◆ Your task: Copy nothing but the text: repeat each entry exactly and drop the images.

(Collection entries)
● ● ● ● ● ● ●

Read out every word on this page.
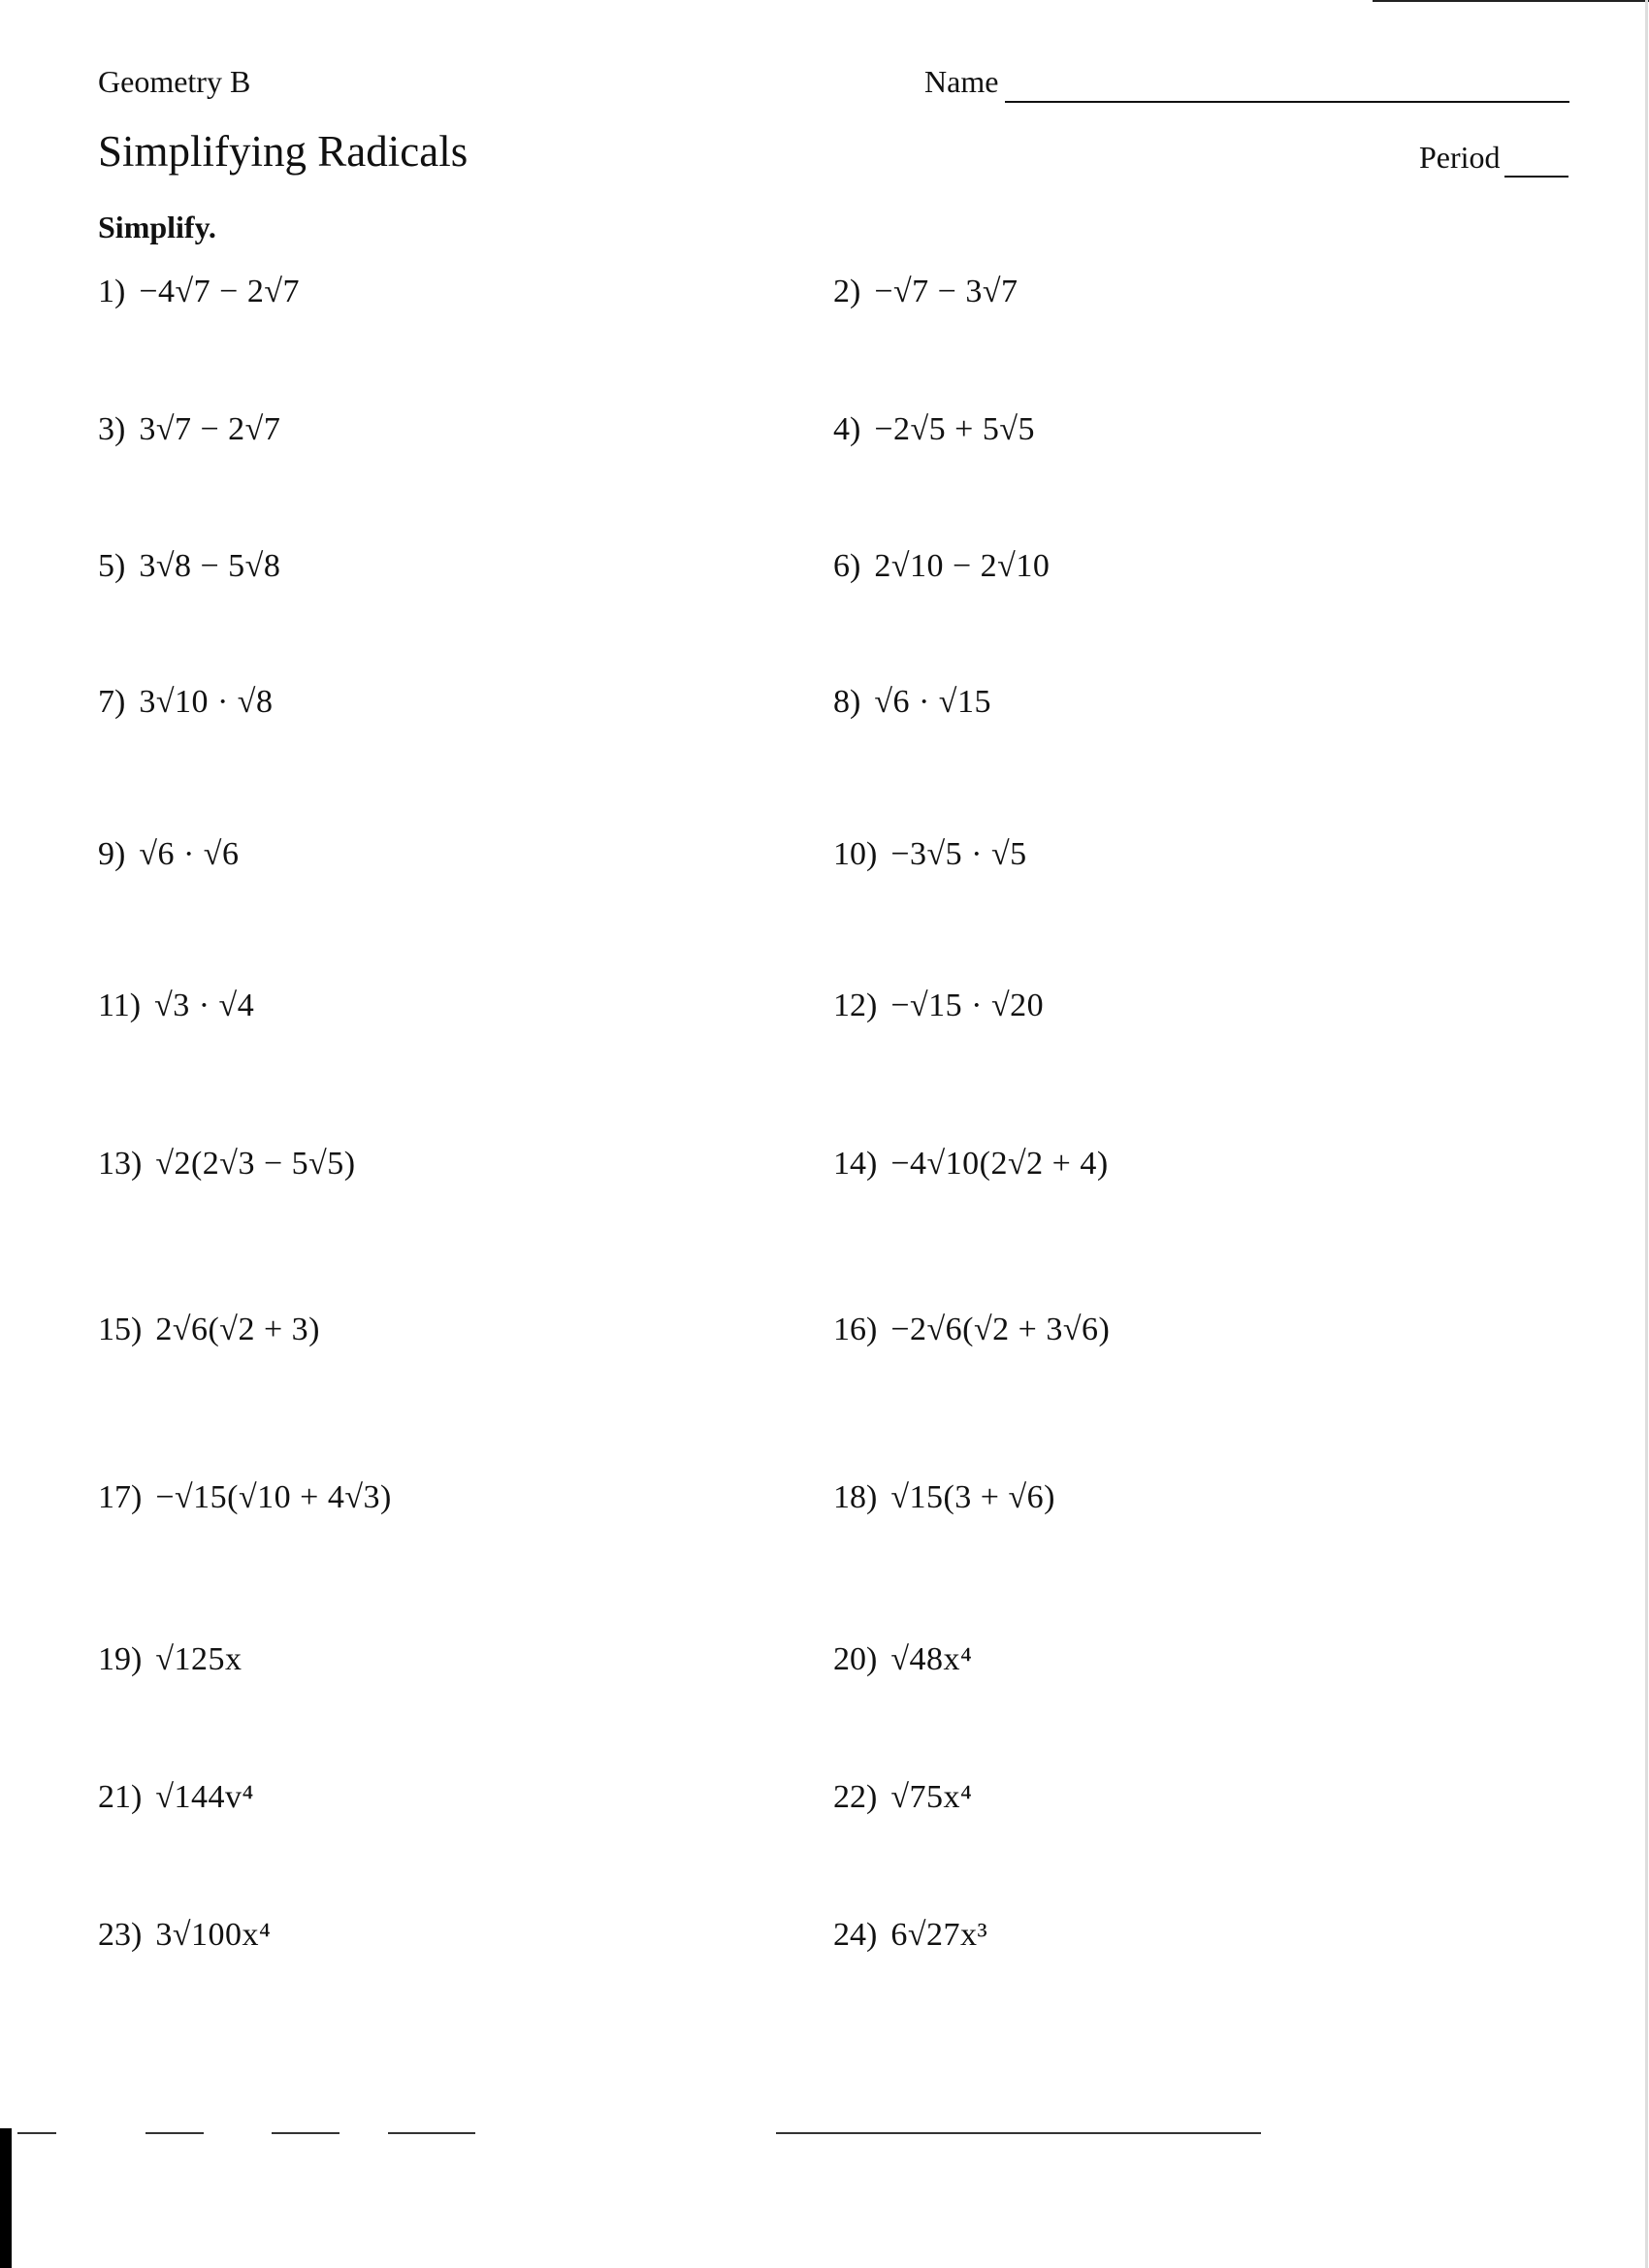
Geometry B	Name
Simplifying Radicals	Period
Simplify.
1) −4√7 − 2√7	2) −√7 − 3√7
3) 3√7 − 2√7	4) −2√5 + 5√5
5) 3√8 − 5√8	6) 2√10 − 2√10
7) 3√10 · √8	8) √6 · √15
9) √6 · √6	10) −3√5 · √5
11) √3 · √4	12) −√15 · √20
13) √2(2√3 − 5√5)	14) −4√10(2√2 + 4)
15) 2√6(√2 + 3)	16) −2√6(√2 + 3√6)
17) −√15(√10 + 4√3)	18) √15(3 + √6)
19) √125x	20) √48x⁴
21) √144v⁴	22) √75x⁴
23) 3√100x⁴	24) 6√27x³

● ● ● ● ● ● ●

◆ Task output:
Read out every word on this page.
Geometry B	Name
Simplifying Radicals	Period
Simplify.
1) −4√7 − 2√7	2) −√7 − 3√7
3) 3√7 − 2√7	4) −2√5 + 5√5
5) 3√8 − 5√8	6) 2√10 − 2√10
7) 3√10 · √8	8) √6 · √15
9) √6 · √6	10) −3√5 · √5
11) √3 · √4	12) −√15 · √20
13) √2(2√3 − 5√5)	14) −4√10(2√2 + 4)
15) 2√6(√2 + 3)	16) −2√6(√2 + 3√6)
17) −√15(√10 + 4√3)	18) √15(3 + √6)
19) √125x	20) √48x⁴
21) √144v⁴	22) √75x⁴
23) 3√100x⁴	24) 6√27x³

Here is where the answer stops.